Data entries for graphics
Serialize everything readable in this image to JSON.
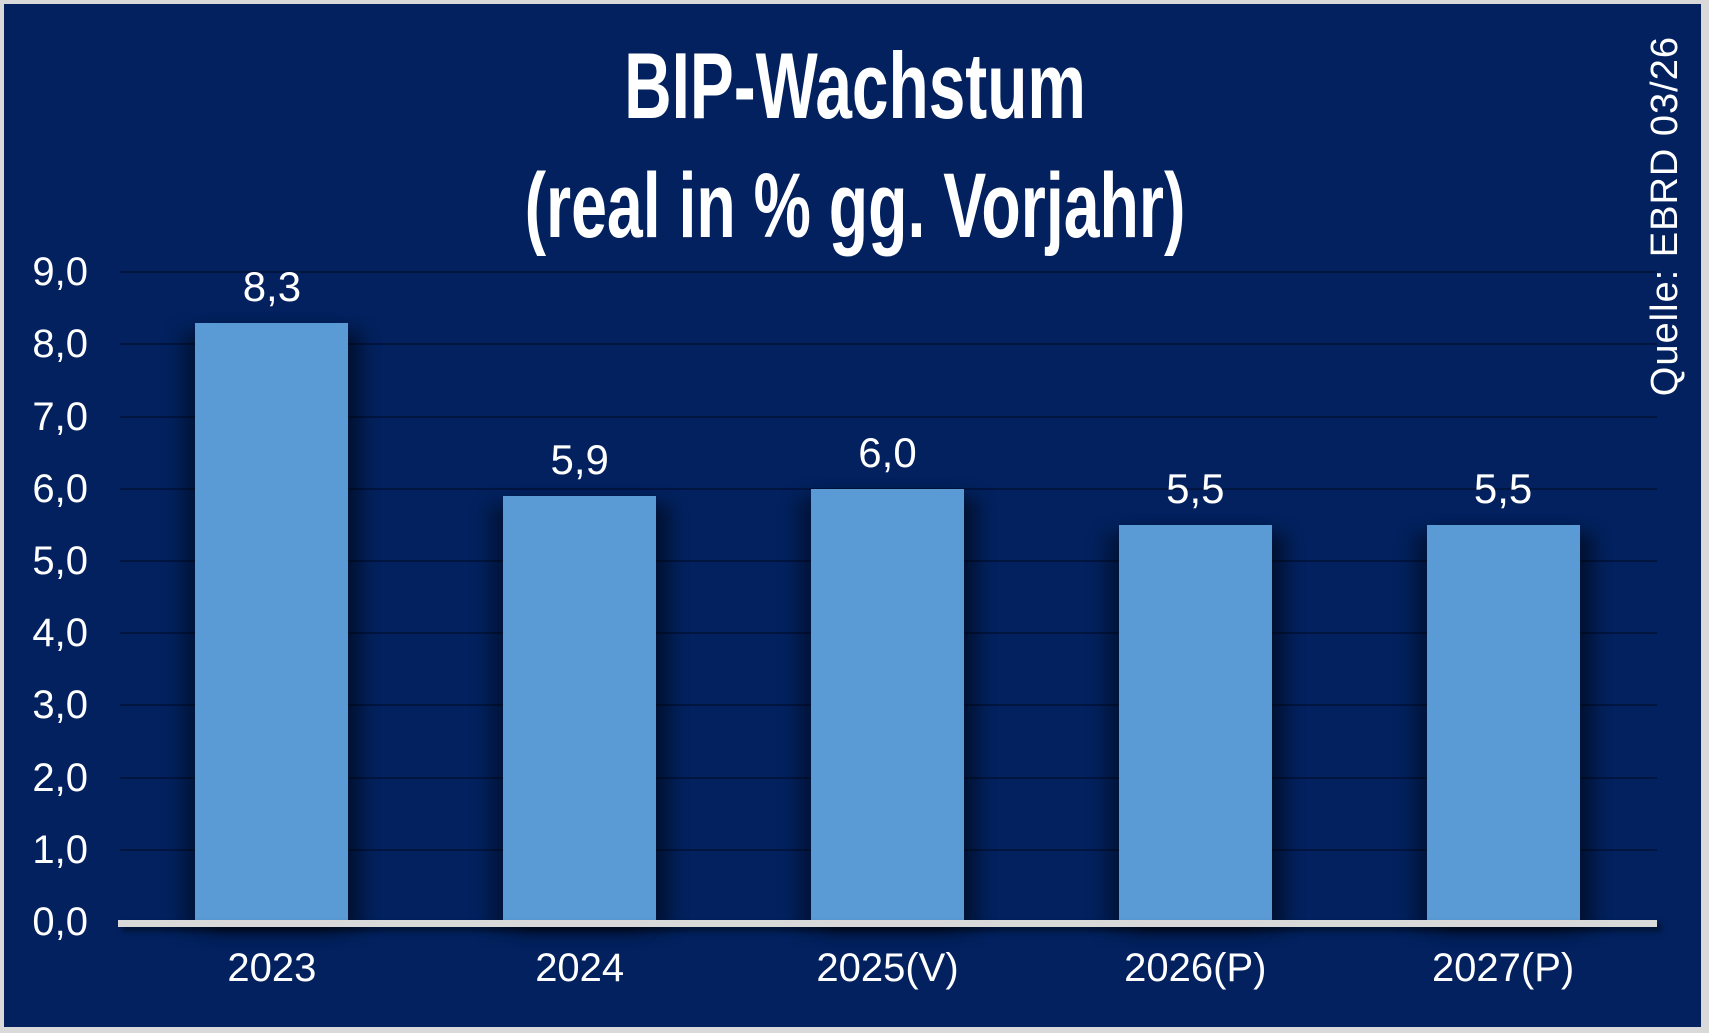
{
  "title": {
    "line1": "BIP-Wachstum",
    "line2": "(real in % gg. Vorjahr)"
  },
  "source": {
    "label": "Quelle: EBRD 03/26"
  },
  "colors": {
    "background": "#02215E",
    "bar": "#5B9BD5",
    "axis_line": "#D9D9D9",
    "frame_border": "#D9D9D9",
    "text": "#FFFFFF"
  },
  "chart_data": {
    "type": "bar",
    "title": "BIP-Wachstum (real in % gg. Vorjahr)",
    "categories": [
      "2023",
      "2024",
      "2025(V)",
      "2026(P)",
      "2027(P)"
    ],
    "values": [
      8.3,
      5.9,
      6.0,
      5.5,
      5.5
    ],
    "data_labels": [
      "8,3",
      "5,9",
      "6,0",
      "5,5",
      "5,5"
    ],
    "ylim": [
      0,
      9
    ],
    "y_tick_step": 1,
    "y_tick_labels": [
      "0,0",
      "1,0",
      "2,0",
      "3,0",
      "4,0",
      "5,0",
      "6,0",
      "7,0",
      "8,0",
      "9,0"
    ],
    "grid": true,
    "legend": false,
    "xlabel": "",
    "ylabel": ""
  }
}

- [Written instruction]:
Repeat the preceding records precisely, and leave every picture out of the copy.

- [Reply]:
Serialize everything readable in this image to JSON.
{
  "title": {
    "line1": "BIP-Wachstum",
    "line2": "(real in % gg. Vorjahr)"
  },
  "source": {
    "label": "Quelle: EBRD 03/26"
  },
  "colors": {
    "background": "#02215E",
    "bar": "#5B9BD5",
    "axis_line": "#D9D9D9",
    "frame_border": "#D9D9D9",
    "text": "#FFFFFF"
  },
  "chart_data": {
    "type": "bar",
    "title": "BIP-Wachstum (real in % gg. Vorjahr)",
    "categories": [
      "2023",
      "2024",
      "2025(V)",
      "2026(P)",
      "2027(P)"
    ],
    "values": [
      8.3,
      5.9,
      6.0,
      5.5,
      5.5
    ],
    "data_labels": [
      "8,3",
      "5,9",
      "6,0",
      "5,5",
      "5,5"
    ],
    "ylim": [
      0,
      9
    ],
    "y_tick_step": 1,
    "y_tick_labels": [
      "0,0",
      "1,0",
      "2,0",
      "3,0",
      "4,0",
      "5,0",
      "6,0",
      "7,0",
      "8,0",
      "9,0"
    ],
    "grid": true,
    "legend": false,
    "xlabel": "",
    "ylabel": ""
  }
}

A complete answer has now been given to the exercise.